* begin Input data *

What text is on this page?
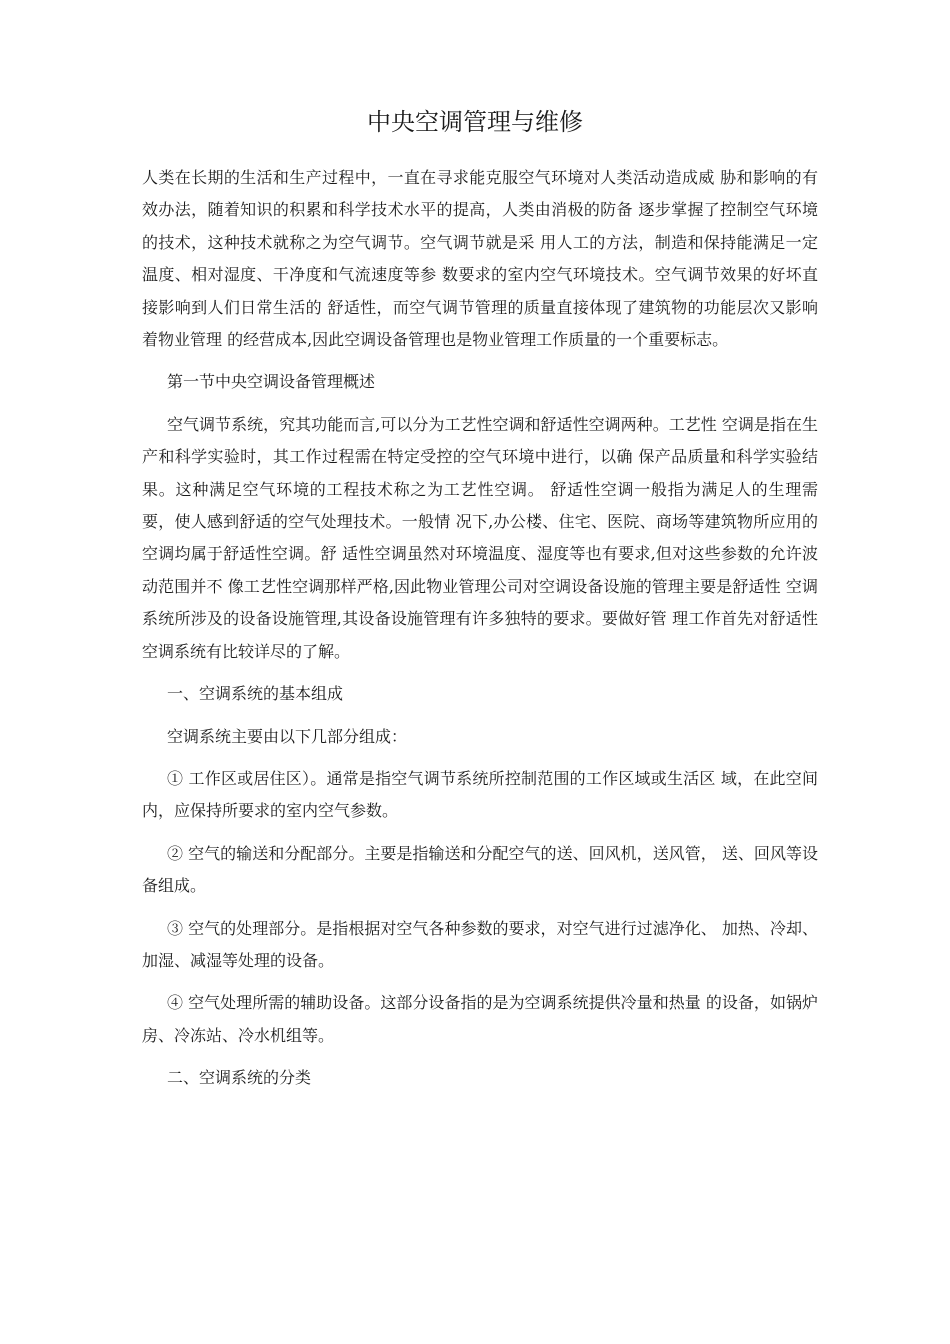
中央空调管理与维修

人类在长期的生活和生产过程中，一直在寻求能克服空气环境对人类活动造成威 胁和影响的有效办法，随着知识的积累和科学技术水平的提高，人类由消极的防备 逐步掌握了控制空气环境的技术，这种技术就称之为空气调节。空气调节就是采 用人工的方法，制造和保持能满足一定温度、相对湿度、干净度和气流速度等参 数要求的室内空气环境技术。空气调节效果的好坏直接影响到人们日常生活的 舒适性，而空气调节管理的质量直接体现了建筑物的功能层次又影响着物业管理 的经营成本,因此空调设备管理也是物业管理工作质量的一个重要标志。

第一节中央空调设备管理概述

空气调节系统，究其功能而言,可以分为工艺性空调和舒适性空调两种。工艺性 空调是指在生产和科学实验时，其工作过程需在特定受控的空气环境中进行，以确 保产品质量和科学实验结果。这种满足空气环境的工程技术称之为工艺性空调。 舒适性空调一般指为满足人的生理需要，使人感到舒适的空气处理技术。一般情 况下,办公楼、住宅、医院、商场等建筑物所应用的空调均属于舒适性空调。舒 适性空调虽然对环境温度、湿度等也有要求,但对这些参数的允许波动范围并不 像工艺性空调那样严格,因此物业管理公司对空调设备设施的管理主要是舒适性 空调系统所涉及的设备设施管理,其设备设施管理有许多独特的要求。要做好管 理工作首先对舒适性空调系统有比较详尽的了解。

一、空调系统的基本组成

空调系统主要由以下几部分组成：

① 工作区或居住区）。通常是指空气调节系统所控制范围的工作区域或生活区 域，在此空间内，应保持所要求的室内空气参数。

② 空气的输送和分配部分。主要是指输送和分配空气的送、回风机，送风管， 送、回风等设备组成。

③ 空气的处理部分。是指根据对空气各种参数的要求，对空气进行过滤净化、 加热、冷却、加湿、减湿等处理的设备。

④ 空气处理所需的辅助设备。这部分设备指的是为空调系统提供冷量和热量 的设备，如锅炉房、冷冻站、冷水机组等。

二、空调系统的分类
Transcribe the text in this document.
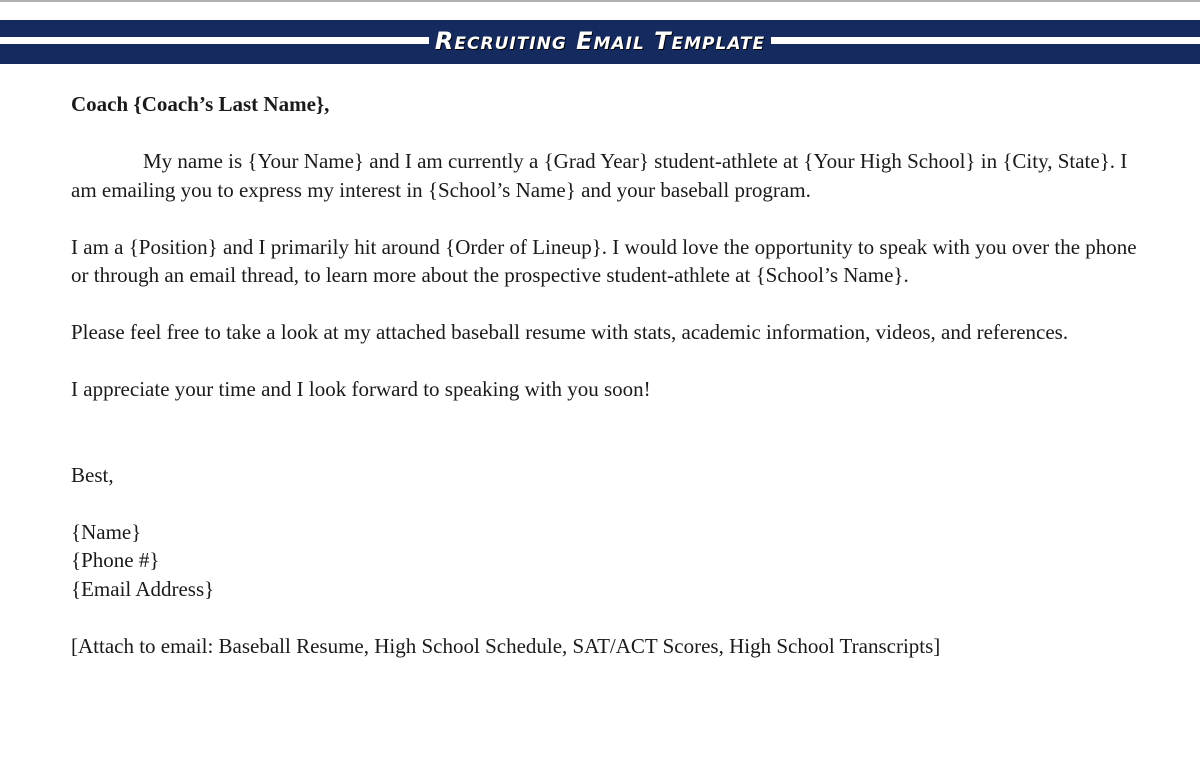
Recruiting Email Template

Coach {Coach’s Last Name},

My name is {Your Name} and I am currently a {Grad Year} student-athlete at {Your High School} in {City, State}. I am emailing you to express my interest in {School’s Name} and your baseball program.

I am a {Position} and I primarily hit around {Order of Lineup}. I would love the opportunity to speak with you over the phone or through an email thread, to learn more about the prospective student-athlete at {School’s Name}.

Please feel free to take a look at my attached baseball resume with stats, academic information, videos, and references.

I appreciate your time and I look forward to speaking with you soon!

Best,

{Name}
{Phone #}
{Email Address}

[Attach to email: Baseball Resume, High School Schedule, SAT/ACT Scores, High School Transcripts]
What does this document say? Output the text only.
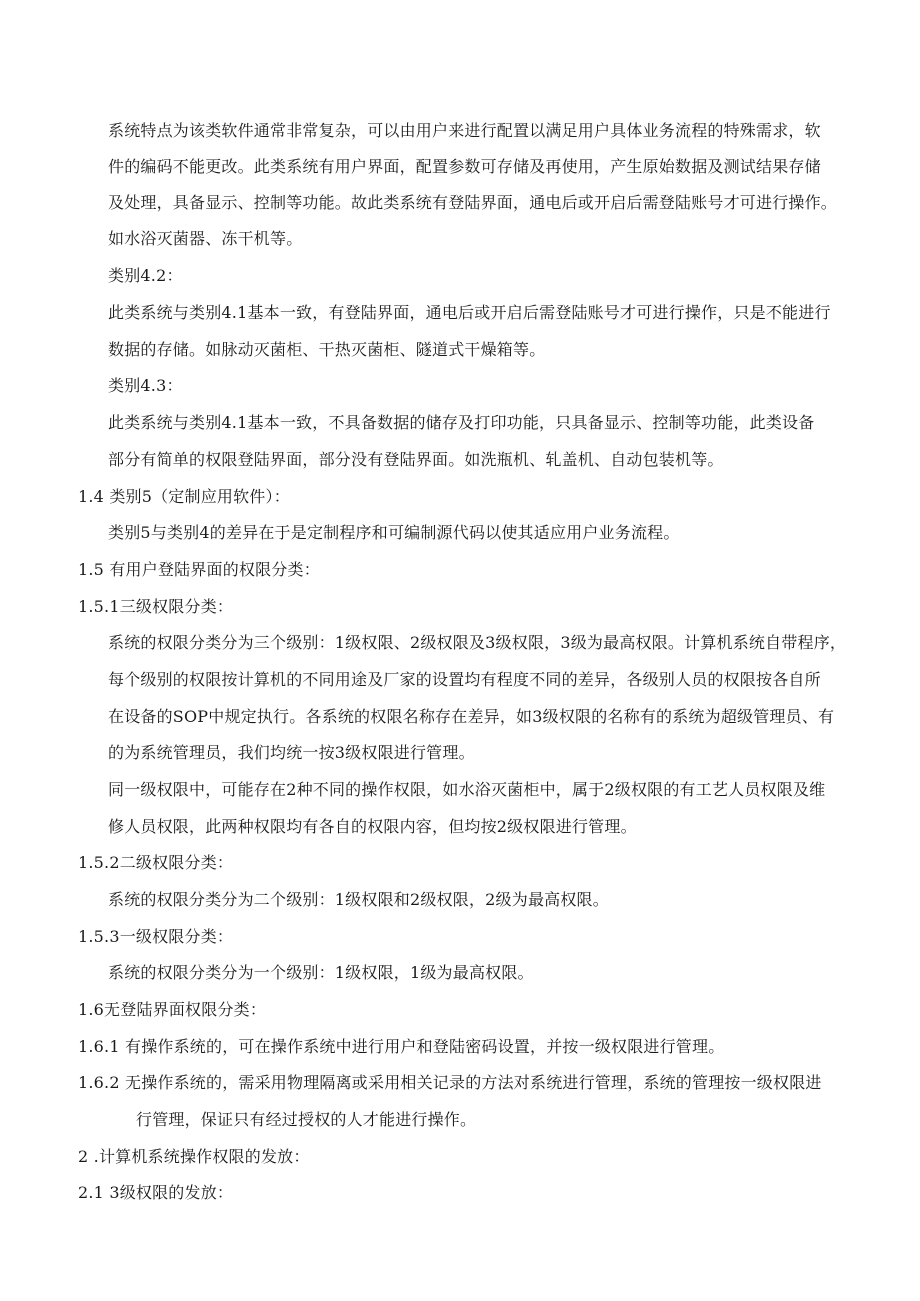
系统特点为该类软件通常非常复杂，可以由用户来进行配置以满足用户具体业务流程的特殊需求，软
件的编码不能更改。此类系统有用户界面，配置参数可存储及再使用，产生原始数据及测试结果存储
及处理，具备显示、控制等功能。故此类系统有登陆界面，通电后或开启后需登陆账号才可进行操作。
如水浴灭菌器、冻干机等。
类别4.2：
此类系统与类别4.1基本一致，有登陆界面，通电后或开启后需登陆账号才可进行操作，只是不能进行
数据的存储。如脉动灭菌柜、干热灭菌柜、隧道式干燥箱等。
类别4.3：
此类系统与类别4.1基本一致，不具备数据的储存及打印功能，只具备显示、控制等功能，此类设备
部分有简单的权限登陆界面，部分没有登陆界面。如洗瓶机、轧盖机、自动包装机等。
1.4 类别5（定制应用软件）：
类别5与类别4的差异在于是定制程序和可编制源代码以使其适应用户业务流程。
1.5 有用户登陆界面的权限分类：
1.5.1三级权限分类：
系统的权限分类分为三个级别：1级权限、2级权限及3级权限，3级为最高权限。计算机系统自带程序，
每个级别的权限按计算机的不同用途及厂家的设置均有程度不同的差异，各级别人员的权限按各自所
在设备的SOP中规定执行。各系统的权限名称存在差异，如3级权限的名称有的系统为超级管理员、有
的为系统管理员，我们均统一按3级权限进行管理。
同一级权限中，可能存在2种不同的操作权限，如水浴灭菌柜中，属于2级权限的有工艺人员权限及维
修人员权限，此两种权限均有各自的权限内容，但均按2级权限进行管理。
1.5.2二级权限分类：
系统的权限分类分为二个级别：1级权限和2级权限，2级为最高权限。
1.5.3一级权限分类：
系统的权限分类分为一个级别：1级权限，1级为最高权限。
1.6无登陆界面权限分类：
1.6.1 有操作系统的，可在操作系统中进行用户和登陆密码设置，并按一级权限进行管理。
1.6.2 无操作系统的，需采用物理隔离或采用相关记录的方法对系统进行管理，系统的管理按一级权限进
行管理，保证只有经过授权的人才能进行操作。
2 .计算机系统操作权限的发放：
2.1 3级权限的发放：
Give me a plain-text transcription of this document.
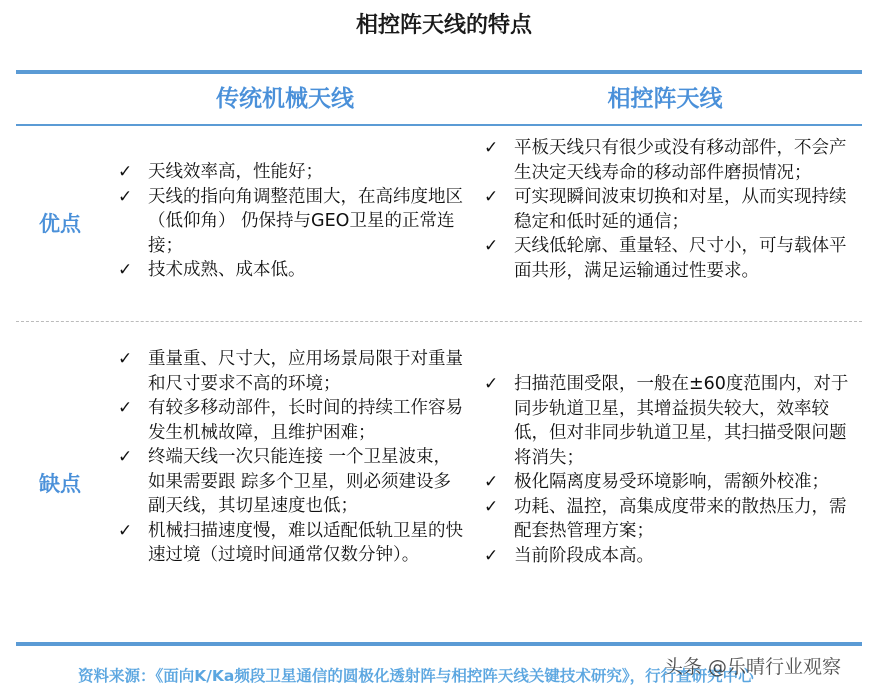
相控阵天线的特点
传统机械天线	相控阵天线
优点
✓ 天线效率高，性能好；
✓ 天线的指向角调整范围大，在高纬度地区（低仰角） 仍保持与GEO卫星的正常连接；
✓ 技术成熟、成本低。
✓ 平板天线只有很少或没有移动部件，不会产生决定天线寿命的移动部件磨损情况；
✓ 可实现瞬间波束切换和对星，从而实现持续稳定和低时延的通信；
✓ 天线低轮廓、重量轻、尺寸小，可与载体平面共形，满足运输通过性要求。
缺点
✓ 重量重、尺寸大，应用场景局限于对重量和尺寸要求不高的环境；
✓ 有较多移动部件，长时间的持续工作容易发生机械故障，且维护困难；
✓ 终端天线一次只能连接 一个卫星波束，如果需要跟 踪多个卫星，则必须建设多副天线，其切星速度也低；
✓ 机械扫描速度慢，难以适配低轨卫星的快速过境（过境时间通常仅数分钟）。
✓ 扫描范围受限，一般在±60度范围内，对于同步轨道卫星，其增益损失较大，效率较低，但对非同步轨道卫星，其扫描受限问题将消失；
✓ 极化隔离度易受环境影响，需额外校准；
✓ 功耗、温控，高集成度带来的散热压力，需配套热管理方案；
✓ 当前阶段成本高。
资料来源：《面向K/Ka频段卫星通信的圆极化透射阵与相控阵天线关键技术研究》，行行查研究中心
头条 @乐晴行业观察
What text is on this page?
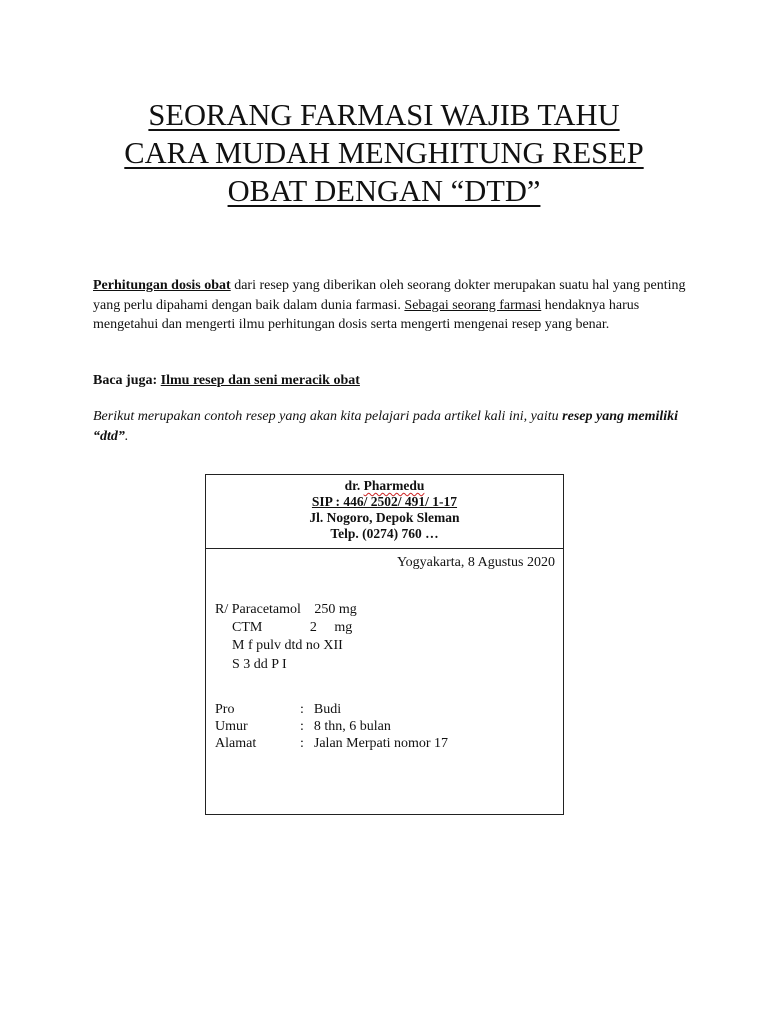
SEORANG FARMASI WAJIB TAHU
CARA MUDAH MENGHITUNG RESEP
OBAT DENGAN “DTD”

Perhitungan dosis obat dari resep yang diberikan oleh seorang dokter merupakan suatu hal yang penting yang perlu dipahami dengan baik dalam dunia farmasi. Sebagai seorang farmasi hendaknya harus mengetahui dan mengerti ilmu perhitungan dosis serta mengerti mengenai resep yang benar.

Baca juga: Ilmu resep dan seni meracik obat

Berikut merupakan contoh resep yang akan kita pelajari pada artikel kali ini, yaitu resep yang memiliki “dtd”.

dr. Pharmedu
SIP : 446/ 2502/ 491/ 1-17
Jl. Nogoro, Depok Sleman
Telp. (0274) 760 …
Yogyakarta, 8 Agustus 2020
R/ Paracetamol 250 mg
CTM	2     mg
M f pulv dtd no XII
S 3 dd P I
Pro	: Budi
Umur	: 8 thn, 6 bulan
Alamat	: Jalan Merpati nomor 17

* end Input data *

▶ [Objective] Without the pictures, output the full listing exactly as it stands.

▶ [Solution]
What text is on this page?
中央空调管理与维修

人类在长期的生活和生产过程中，一直在寻求能克服空气环境对人类活动造成威 胁和影响的有效办法，随着知识的积累和科学技术水平的提高，人类由消极的防备 逐步掌握了控制空气环境的技术，这种技术就称之为空气调节。空气调节就是采 用人工的方法，制造和保持能满足一定温度、相对湿度、干净度和气流速度等参 数要求的室内空气环境技术。空气调节效果的好坏直接影响到人们日常生活的 舒适性，而空气调节管理的质量直接体现了建筑物的功能层次又影响着物业管理 的经营成本,因此空调设备管理也是物业管理工作质量的一个重要标志。

第一节中央空调设备管理概述

空气调节系统，究其功能而言,可以分为工艺性空调和舒适性空调两种。工艺性 空调是指在生产和科学实验时，其工作过程需在特定受控的空气环境中进行，以确 保产品质量和科学实验结果。这种满足空气环境的工程技术称之为工艺性空调。 舒适性空调一般指为满足人的生理需要，使人感到舒适的空气处理技术。一般情 况下,办公楼、住宅、医院、商场等建筑物所应用的空调均属于舒适性空调。舒 适性空调虽然对环境温度、湿度等也有要求,但对这些参数的允许波动范围并不 像工艺性空调那样严格,因此物业管理公司对空调设备设施的管理主要是舒适性 空调系统所涉及的设备设施管理,其设备设施管理有许多独特的要求。要做好管 理工作首先对舒适性空调系统有比较详尽的了解。

一、空调系统的基本组成

空调系统主要由以下几部分组成：

① 工作区或居住区）。通常是指空气调节系统所控制范围的工作区域或生活区 域，在此空间内，应保持所要求的室内空气参数。

② 空气的输送和分配部分。主要是指输送和分配空气的送、回风机，送风管， 送、回风等设备组成。

③ 空气的处理部分。是指根据对空气各种参数的要求，对空气进行过滤净化、 加热、冷却、加湿、减湿等处理的设备。

④ 空气处理所需的辅助设备。这部分设备指的是为空调系统提供冷量和热量 的设备，如锅炉房、冷冻站、冷水机组等。

二、空调系统的分类
Transcribe the text in this document.
Recruiting Email Template

Coach {Coach’s Last Name},

My name is {Your Name} and I am currently a {Grad Year} student-athlete at {Your High School} in {City, State}. I am emailing you to express my interest in {School’s Name} and your baseball program.

I am a {Position} and I primarily hit around {Order of Lineup}. I would love the opportunity to speak with you over the phone or through an email thread, to learn more about the prospective student-athlete at {School’s Name}.

Please feel free to take a look at my attached baseball resume with stats, academic information, videos, and references.

I appreciate your time and I look forward to speaking with you soon!

Best,

{Name}
{Phone #}
{Email Address}

[Attach to email: Baseball Resume, High School Schedule, SAT/ACT Scores, High School Transcripts]
What does this document say? Output the text only.
系统特点为该类软件通常非常复杂，可以由用户来进行配置以满足用户具体业务流程的特殊需求，软
件的编码不能更改。此类系统有用户界面，配置参数可存储及再使用，产生原始数据及测试结果存储
及处理，具备显示、控制等功能。故此类系统有登陆界面，通电后或开启后需登陆账号才可进行操作。
如水浴灭菌器、冻干机等。
类别4.2：
此类系统与类别4.1基本一致，有登陆界面，通电后或开启后需登陆账号才可进行操作，只是不能进行
数据的存储。如脉动灭菌柜、干热灭菌柜、隧道式干燥箱等。
类别4.3：
此类系统与类别4.1基本一致，不具备数据的储存及打印功能，只具备显示、控制等功能，此类设备
部分有简单的权限登陆界面，部分没有登陆界面。如洗瓶机、轧盖机、自动包装机等。
1.4 类别5（定制应用软件）：
类别5与类别4的差异在于是定制程序和可编制源代码以使其适应用户业务流程。
1.5 有用户登陆界面的权限分类：
1.5.1三级权限分类：
系统的权限分类分为三个级别：1级权限、2级权限及3级权限，3级为最高权限。计算机系统自带程序，
每个级别的权限按计算机的不同用途及厂家的设置均有程度不同的差异，各级别人员的权限按各自所
在设备的SOP中规定执行。各系统的权限名称存在差异，如3级权限的名称有的系统为超级管理员、有
的为系统管理员，我们均统一按3级权限进行管理。
同一级权限中，可能存在2种不同的操作权限，如水浴灭菌柜中，属于2级权限的有工艺人员权限及维
修人员权限，此两种权限均有各自的权限内容，但均按2级权限进行管理。
1.5.2二级权限分类：
系统的权限分类分为二个级别：1级权限和2级权限，2级为最高权限。
1.5.3一级权限分类：
系统的权限分类分为一个级别：1级权限，1级为最高权限。
1.6无登陆界面权限分类：
1.6.1 有操作系统的，可在操作系统中进行用户和登陆密码设置，并按一级权限进行管理。
1.6.2 无操作系统的，需采用物理隔离或采用相关记录的方法对系统进行管理，系统的管理按一级权限进
行管理，保证只有经过授权的人才能进行操作。
2 .计算机系统操作权限的发放：
2.1 3级权限的发放：
Give me a plain-text transcription of this document.
相控阵天线的特点
传统机械天线	相控阵天线
优点
✓ 天线效率高，性能好；
✓ 天线的指向角调整范围大，在高纬度地区（低仰角） 仍保持与GEO卫星的正常连接；
✓ 技术成熟、成本低。
✓ 平板天线只有很少或没有移动部件，不会产生决定天线寿命的移动部件磨损情况；
✓ 可实现瞬间波束切换和对星，从而实现持续稳定和低时延的通信；
✓ 天线低轮廓、重量轻、尺寸小，可与载体平面共形，满足运输通过性要求。
缺点
✓ 重量重、尺寸大，应用场景局限于对重量和尺寸要求不高的环境；
✓ 有较多移动部件，长时间的持续工作容易发生机械故障，且维护困难；
✓ 终端天线一次只能连接 一个卫星波束，如果需要跟 踪多个卫星，则必须建设多副天线，其切星速度也低；
✓ 机械扫描速度慢，难以适配低轨卫星的快速过境（过境时间通常仅数分钟）。
✓ 扫描范围受限，一般在±60度范围内，对于同步轨道卫星，其增益损失较大，效率较低，但对非同步轨道卫星，其扫描受限问题将消失；
✓ 极化隔离度易受环境影响，需额外校准；
✓ 功耗、温控，高集成度带来的散热压力，需配套热管理方案；
✓ 当前阶段成本高。
资料来源：《面向K/Ka频段卫星通信的圆极化透射阵与相控阵天线关键技术研究》，行行查研究中心
头条 @乐晴行业观察
What text is on this page?
SEORANG FARMASI WAJIB TAHU
CARA MUDAH MENGHITUNG RESEP
OBAT DENGAN “DTD”

Perhitungan dosis obat dari resep yang diberikan oleh seorang dokter merupakan suatu hal yang penting yang perlu dipahami dengan baik dalam dunia farmasi. Sebagai seorang farmasi hendaknya harus mengetahui dan mengerti ilmu perhitungan dosis serta mengerti mengenai resep yang benar.

Baca juga: Ilmu resep dan seni meracik obat

Berikut merupakan contoh resep yang akan kita pelajari pada artikel kali ini, yaitu resep yang memiliki “dtd”.

dr. Pharmedu
SIP : 446/ 2502/ 491/ 1-17
Jl. Nogoro, Depok Sleman
Telp. (0274) 760 …
Yogyakarta, 8 Agustus 2020
R/ Paracetamol 250 mg
CTM	2     mg
M f pulv dtd no XII
S 3 dd P I
Pro	: Budi
Umur	: 8 thn, 6 bulan
Alamat	: Jalan Merpati nomor 17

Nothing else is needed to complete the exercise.